>> BEGIN

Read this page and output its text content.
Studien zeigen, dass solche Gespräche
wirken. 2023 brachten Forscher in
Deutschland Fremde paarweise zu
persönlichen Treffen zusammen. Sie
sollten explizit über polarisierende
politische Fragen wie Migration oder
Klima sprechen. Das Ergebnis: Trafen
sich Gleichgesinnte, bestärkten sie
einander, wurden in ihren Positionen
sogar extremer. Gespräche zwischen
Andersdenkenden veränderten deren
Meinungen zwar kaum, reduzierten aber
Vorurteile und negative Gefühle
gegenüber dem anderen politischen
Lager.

>> END

> _BRIEF_
Give the data again, exactly as it stands.

> _RESULT OF THIS EXERCISE_
Read this page and output its text content.
Studien zeigen, dass solche Gespräche
wirken. 2023 brachten Forscher in
Deutschland Fremde paarweise zu
persönlichen Treffen zusammen. Sie
sollten explizit über polarisierende
politische Fragen wie Migration oder
Klima sprechen. Das Ergebnis: Trafen
sich Gleichgesinnte, bestärkten sie
einander, wurden in ihren Positionen
sogar extremer. Gespräche zwischen
Andersdenkenden veränderten deren
Meinungen zwar kaum, reduzierten aber
Vorurteile und negative Gefühle
gegenüber dem anderen politischen
Lager.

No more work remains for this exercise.